# DOCUMENT:
▼
How do you propose to address the interlinking of ports and inland water routes to ensure seamless integration of the two?
There is no issue with the inland waterways that connect to the ports. However, only some level of interconnectivity can be ensured with the waterways that don’t link to ports. Earlier the five waterways were on a standalone basis. Otherwise, if you have to move into the hinterland, that requires more loading and unloading facilities, which increases costs. So, it becomes non-competitive with the road and railways. The NW-1 connects with Calcutta Port, NW-2 (Brahmaputra) has no port as it is in the North East, NW-3 has the Cochin Port, NW-4, whenever it develops, has port connectivity to Kakinada, Ennore and Chennai, and NW-5 has connectivity to Dhamra and Paradeep ports. We are entering into joint venture partnerships and Special Purpose Vehicles (SPVs) with ports too. They in turn are taking up the responsibility of developing inland water terminals at their locations. We are developing the waterway and exploring the possibility of ferry, passenger and RO-RO or roll-on/roll-off services. We have just signed an agreement with a team made up of consultants who have advised ferry services in cities such as New York City and Dublin. They are looking at 10 locations on NW-1 where ferry services can be developed. Within a year, the team should be giving us advice on the best vessel design, infrastructure and non-fare box revenue models available globally so that we can set up ferry services and decongest our cities and bridges over rivers using RO-RO facilities.

To what extent can logistical costs be reduced by using inland waterways as a means of passenger and cargo carriage?
It is very clearly established that movement over water is much cheaper. It is almost one-fourth of the cost of movement by road and almost half of the cost of that by railway. That’s an established fact. But it assumes a few things such as the availability of return cargo, minimum economic size of vessel carrying the load and that the distance would be the same whether one is travelling by water, road or rail. But in India, rivers meander in several places. Where we can’t create adequate draft, bigger vessels can’t move. And because this sector has not picked up as yet, there are challenges in getting return cargo orders too.

All these factors make this seem slightly non-competitive presently. However, going forward, there is a clear distinct advantage in this. And we realise that we have to make it more economically viable. So, we are working on liquefied natural gas (LNG) barges. If we have LNG barges, the operational costs reduce substantially and there is greater benefit to the environment. As it is, movement over a waterway has less polluting impact than movement over road or rail. We are looking at the right kind of vessel designs that can carry larger capacity. We have already appointed a consultant to look into the right kind of vessel designs, which can carry 2,500 to 3,000 tonnes of cargo in a draft of 2.5 metres. That report too should be with us six months down the line. When all these things work and the market matures slightly more than what it is today, movement by water will be far cheaper than movement by road or rail.

The only point is that we haven’t focused in earlier years on setting up our industries on river banks. That adds to loading and unloading costs. In China, most industries are located on river banks. We have been impressing upon state governments to construct industrial estates on river banks to reduce costs. We are trying to tackle that by creating a conveyor belt system. Need for land acquisition in waterways is almost negligible. The infrastructure creation cost for roadways and railways has also gone up substantially. And there is a limit to growth. So, even if you are even marginally competitive, there will be movement on that. The last point is logistics. Our industry has to pay about 15 per cent of the cost of the product towards logistics. Globally it is between 7 to 8 per cent. So, the Indian industry is suffering purely on account of logistics. And in logistics, 35 per cent is accounted for by only transportation. So, unless you ensure seamless multimodal transportation, you won’t be able to make the Indian industry highly competitive.
▲
# SET EXERCISE:
Retype the part of the inland waterways interview that opens with the words containing "To what extent" and closes with "cargo orders too.". The data that comes next has no connection to the interview on inland waterways.

# EXTRACTED INFORMATION:
▼
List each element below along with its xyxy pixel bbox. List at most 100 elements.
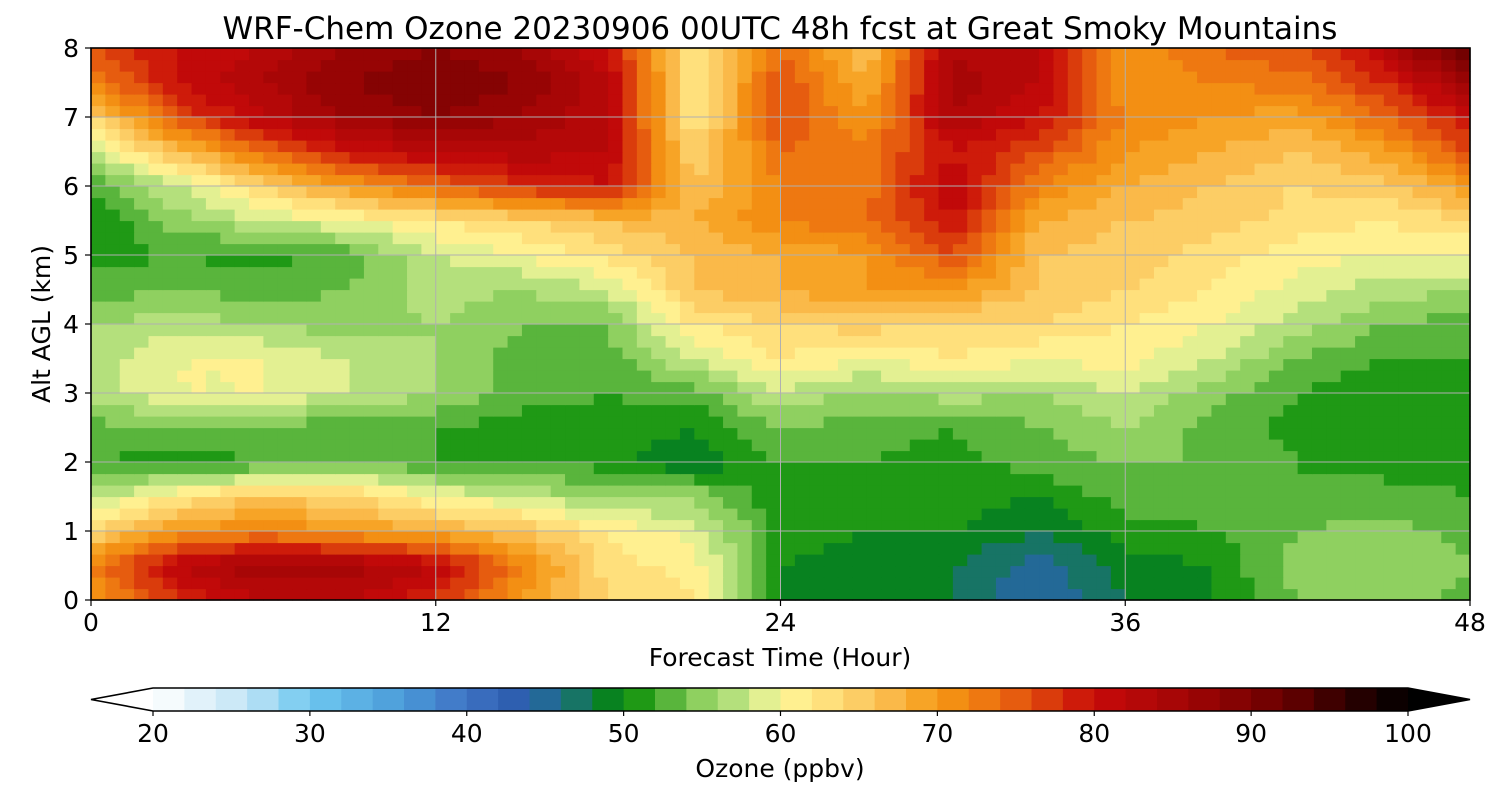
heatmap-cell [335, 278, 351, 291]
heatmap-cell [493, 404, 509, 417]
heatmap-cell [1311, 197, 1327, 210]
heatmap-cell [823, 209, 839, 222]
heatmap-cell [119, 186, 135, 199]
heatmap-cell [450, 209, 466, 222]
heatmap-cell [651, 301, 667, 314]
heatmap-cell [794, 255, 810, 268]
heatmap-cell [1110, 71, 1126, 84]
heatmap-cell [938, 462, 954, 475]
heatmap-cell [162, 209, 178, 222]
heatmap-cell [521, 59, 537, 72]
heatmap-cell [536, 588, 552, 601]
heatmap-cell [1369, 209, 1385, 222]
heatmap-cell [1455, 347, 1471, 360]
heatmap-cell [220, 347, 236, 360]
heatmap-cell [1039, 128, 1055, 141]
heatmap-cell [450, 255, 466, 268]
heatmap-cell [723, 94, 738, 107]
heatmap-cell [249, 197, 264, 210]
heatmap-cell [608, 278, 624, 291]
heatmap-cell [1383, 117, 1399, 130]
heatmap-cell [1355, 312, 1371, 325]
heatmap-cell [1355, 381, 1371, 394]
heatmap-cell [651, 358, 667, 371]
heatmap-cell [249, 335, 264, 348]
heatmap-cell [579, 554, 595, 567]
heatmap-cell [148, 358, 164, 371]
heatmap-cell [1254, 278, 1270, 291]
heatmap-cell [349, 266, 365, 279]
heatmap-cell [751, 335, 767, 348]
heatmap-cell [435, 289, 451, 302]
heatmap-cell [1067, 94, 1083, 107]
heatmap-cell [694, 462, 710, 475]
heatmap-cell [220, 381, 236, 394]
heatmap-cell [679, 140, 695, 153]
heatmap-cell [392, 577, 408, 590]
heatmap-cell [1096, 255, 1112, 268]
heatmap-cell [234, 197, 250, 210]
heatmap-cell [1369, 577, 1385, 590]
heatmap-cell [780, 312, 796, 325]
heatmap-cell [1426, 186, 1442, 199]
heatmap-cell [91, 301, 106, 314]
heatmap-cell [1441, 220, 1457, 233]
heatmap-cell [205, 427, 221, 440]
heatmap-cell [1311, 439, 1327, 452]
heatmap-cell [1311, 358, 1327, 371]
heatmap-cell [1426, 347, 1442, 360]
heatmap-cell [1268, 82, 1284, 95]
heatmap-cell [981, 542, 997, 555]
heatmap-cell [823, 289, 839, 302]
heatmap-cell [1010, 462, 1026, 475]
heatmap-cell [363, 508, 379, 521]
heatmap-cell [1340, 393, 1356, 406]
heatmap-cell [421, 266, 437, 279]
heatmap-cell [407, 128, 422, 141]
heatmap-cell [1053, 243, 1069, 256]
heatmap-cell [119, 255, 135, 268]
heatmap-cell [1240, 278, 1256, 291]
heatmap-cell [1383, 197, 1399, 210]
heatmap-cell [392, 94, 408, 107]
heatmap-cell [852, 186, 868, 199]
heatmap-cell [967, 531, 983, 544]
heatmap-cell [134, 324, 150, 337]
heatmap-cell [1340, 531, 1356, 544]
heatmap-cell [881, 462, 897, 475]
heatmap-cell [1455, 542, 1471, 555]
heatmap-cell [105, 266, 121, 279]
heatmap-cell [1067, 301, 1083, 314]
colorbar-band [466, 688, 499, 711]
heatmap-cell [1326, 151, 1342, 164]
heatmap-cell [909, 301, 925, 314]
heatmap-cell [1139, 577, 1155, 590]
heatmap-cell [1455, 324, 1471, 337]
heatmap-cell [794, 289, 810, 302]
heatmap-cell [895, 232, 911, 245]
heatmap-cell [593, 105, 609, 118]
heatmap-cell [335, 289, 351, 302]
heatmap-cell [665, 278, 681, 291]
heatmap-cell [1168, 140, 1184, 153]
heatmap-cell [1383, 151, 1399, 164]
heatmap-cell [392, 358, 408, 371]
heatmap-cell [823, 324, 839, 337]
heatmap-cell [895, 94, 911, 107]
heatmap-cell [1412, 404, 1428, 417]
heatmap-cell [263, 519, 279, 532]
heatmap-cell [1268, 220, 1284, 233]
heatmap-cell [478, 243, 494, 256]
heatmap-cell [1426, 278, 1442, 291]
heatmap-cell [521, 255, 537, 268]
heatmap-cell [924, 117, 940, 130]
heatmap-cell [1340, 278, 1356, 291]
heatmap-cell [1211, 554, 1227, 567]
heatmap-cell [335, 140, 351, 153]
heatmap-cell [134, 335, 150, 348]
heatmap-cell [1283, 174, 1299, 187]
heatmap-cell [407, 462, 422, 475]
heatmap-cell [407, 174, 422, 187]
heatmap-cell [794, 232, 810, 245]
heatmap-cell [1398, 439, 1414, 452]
▲
▼
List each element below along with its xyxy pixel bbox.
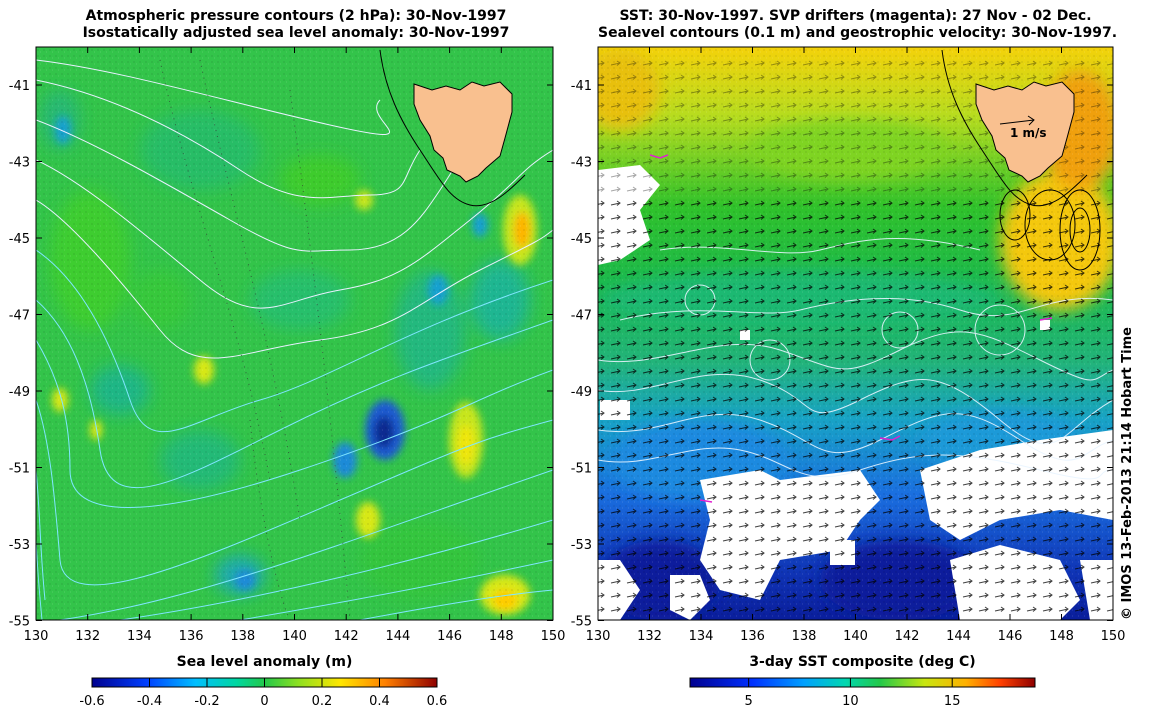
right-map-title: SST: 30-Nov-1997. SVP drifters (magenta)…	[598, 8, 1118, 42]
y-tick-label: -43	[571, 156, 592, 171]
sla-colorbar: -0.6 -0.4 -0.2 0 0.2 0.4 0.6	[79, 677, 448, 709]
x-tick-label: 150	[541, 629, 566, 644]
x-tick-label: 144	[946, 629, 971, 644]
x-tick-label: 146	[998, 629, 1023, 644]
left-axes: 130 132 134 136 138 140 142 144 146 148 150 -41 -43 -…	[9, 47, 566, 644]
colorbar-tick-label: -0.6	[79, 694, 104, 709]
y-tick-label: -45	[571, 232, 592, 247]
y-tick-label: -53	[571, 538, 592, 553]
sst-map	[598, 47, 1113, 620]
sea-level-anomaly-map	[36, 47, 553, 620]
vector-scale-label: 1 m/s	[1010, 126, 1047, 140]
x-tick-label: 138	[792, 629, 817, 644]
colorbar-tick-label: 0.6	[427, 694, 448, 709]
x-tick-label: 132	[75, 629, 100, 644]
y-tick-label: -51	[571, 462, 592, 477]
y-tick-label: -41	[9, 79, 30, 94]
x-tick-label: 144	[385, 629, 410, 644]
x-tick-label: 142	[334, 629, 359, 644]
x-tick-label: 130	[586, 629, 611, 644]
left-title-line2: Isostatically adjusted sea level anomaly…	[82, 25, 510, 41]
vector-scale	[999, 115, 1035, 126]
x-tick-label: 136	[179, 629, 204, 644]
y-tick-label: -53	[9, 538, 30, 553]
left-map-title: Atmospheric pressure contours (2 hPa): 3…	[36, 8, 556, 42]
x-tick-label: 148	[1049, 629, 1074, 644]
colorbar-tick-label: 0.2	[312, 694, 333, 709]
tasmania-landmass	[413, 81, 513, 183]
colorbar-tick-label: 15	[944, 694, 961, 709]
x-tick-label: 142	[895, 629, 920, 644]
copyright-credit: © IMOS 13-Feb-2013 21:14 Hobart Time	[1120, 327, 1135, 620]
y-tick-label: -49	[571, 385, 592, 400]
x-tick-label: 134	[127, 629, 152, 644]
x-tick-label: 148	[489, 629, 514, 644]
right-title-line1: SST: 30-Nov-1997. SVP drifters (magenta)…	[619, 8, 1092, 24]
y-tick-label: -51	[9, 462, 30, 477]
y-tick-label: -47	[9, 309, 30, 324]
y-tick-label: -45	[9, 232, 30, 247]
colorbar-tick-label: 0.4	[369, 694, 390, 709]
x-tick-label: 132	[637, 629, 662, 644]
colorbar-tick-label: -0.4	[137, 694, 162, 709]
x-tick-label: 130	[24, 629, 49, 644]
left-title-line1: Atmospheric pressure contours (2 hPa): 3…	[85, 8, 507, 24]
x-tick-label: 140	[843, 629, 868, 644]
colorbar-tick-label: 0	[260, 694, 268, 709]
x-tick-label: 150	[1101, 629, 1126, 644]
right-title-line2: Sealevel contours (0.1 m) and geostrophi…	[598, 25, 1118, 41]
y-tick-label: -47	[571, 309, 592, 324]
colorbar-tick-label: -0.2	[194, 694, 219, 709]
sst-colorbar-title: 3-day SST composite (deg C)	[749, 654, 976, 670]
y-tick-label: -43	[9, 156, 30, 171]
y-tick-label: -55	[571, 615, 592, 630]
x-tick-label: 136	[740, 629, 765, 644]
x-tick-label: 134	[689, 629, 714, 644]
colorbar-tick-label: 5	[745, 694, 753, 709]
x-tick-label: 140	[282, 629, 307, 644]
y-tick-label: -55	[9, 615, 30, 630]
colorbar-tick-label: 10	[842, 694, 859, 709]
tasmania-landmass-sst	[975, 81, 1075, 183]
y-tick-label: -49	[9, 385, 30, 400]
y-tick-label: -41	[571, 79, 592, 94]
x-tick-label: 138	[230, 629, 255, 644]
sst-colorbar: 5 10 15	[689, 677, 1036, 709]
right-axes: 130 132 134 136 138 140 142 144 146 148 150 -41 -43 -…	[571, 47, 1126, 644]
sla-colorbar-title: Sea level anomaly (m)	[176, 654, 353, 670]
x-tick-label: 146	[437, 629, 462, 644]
▲
# COMPLETE RESPONSE:
To what extent can logistical costs be reduced by using inland waterways as a means of passenger and cargo carriage?
It is very clearly established that movement over water is much cheaper. It is almost one-fourth of the cost of movement by road and almost half of the cost of that by railway. That’s an established fact. But it assumes a few things such as the availability of return cargo, minimum economic size of vessel carrying the load and that the distance would be the same whether one is travelling by water, road or rail. But in India, rivers meander in several places. Where we can’t create adequate draft, bigger vessels can’t move. And because this sector has not picked up as yet, there are challenges in getting return cargo orders too.